(Collection entries)
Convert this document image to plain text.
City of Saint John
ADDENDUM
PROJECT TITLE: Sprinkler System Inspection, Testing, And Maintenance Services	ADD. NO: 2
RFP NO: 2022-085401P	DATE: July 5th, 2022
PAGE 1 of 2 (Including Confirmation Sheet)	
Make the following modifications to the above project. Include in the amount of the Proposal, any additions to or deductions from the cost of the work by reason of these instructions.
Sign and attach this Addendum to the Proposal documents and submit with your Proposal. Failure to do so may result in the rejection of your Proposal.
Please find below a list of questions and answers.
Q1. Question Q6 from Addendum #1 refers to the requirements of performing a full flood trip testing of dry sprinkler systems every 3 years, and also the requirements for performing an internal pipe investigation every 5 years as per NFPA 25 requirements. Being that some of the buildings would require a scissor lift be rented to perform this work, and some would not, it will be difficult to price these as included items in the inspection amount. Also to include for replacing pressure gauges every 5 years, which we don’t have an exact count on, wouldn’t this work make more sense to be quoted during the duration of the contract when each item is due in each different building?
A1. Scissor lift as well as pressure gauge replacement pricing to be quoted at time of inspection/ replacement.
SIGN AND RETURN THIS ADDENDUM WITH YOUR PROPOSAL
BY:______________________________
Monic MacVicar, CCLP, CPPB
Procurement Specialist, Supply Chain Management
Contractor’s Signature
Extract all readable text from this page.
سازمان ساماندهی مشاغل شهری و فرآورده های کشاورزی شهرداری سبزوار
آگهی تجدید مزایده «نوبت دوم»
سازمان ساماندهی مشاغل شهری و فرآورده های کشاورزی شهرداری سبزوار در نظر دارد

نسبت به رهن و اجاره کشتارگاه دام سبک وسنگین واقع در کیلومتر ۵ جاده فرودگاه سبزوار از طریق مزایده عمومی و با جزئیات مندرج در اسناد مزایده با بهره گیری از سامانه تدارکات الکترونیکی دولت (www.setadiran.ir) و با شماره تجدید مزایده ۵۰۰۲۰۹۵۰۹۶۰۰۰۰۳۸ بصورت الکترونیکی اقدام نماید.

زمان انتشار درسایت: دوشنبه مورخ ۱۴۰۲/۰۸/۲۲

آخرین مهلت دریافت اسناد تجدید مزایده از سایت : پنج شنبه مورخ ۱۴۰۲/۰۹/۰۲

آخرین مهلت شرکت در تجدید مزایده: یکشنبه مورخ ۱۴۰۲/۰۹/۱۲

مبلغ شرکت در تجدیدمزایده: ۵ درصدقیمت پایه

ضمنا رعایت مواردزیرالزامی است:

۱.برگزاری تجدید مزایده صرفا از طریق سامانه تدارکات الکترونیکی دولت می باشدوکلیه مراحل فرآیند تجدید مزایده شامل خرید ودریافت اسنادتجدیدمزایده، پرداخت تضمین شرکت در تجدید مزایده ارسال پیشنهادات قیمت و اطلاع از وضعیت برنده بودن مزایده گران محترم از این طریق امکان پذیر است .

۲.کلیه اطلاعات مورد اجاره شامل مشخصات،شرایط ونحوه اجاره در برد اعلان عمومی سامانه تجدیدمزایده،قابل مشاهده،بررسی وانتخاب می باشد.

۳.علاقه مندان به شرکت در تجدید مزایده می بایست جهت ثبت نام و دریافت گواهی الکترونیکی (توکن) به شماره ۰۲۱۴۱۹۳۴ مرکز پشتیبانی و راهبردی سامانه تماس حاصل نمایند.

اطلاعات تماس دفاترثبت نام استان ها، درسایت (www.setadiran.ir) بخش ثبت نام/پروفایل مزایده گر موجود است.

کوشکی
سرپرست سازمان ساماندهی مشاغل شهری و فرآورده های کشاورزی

▶ _GIVEN PROBLEM_
Copy each line of the records above that carries the word "شهرداری".

▶ _EXERCISE SOLUTION_
سازمان ساماندهی مشاغل شهری و فرآورده های کشاورزی شهرداری سبزوار
سازمان ساماندهی مشاغل شهری و فرآورده های کشاورزی شهرداری سبزوار در نظر دارد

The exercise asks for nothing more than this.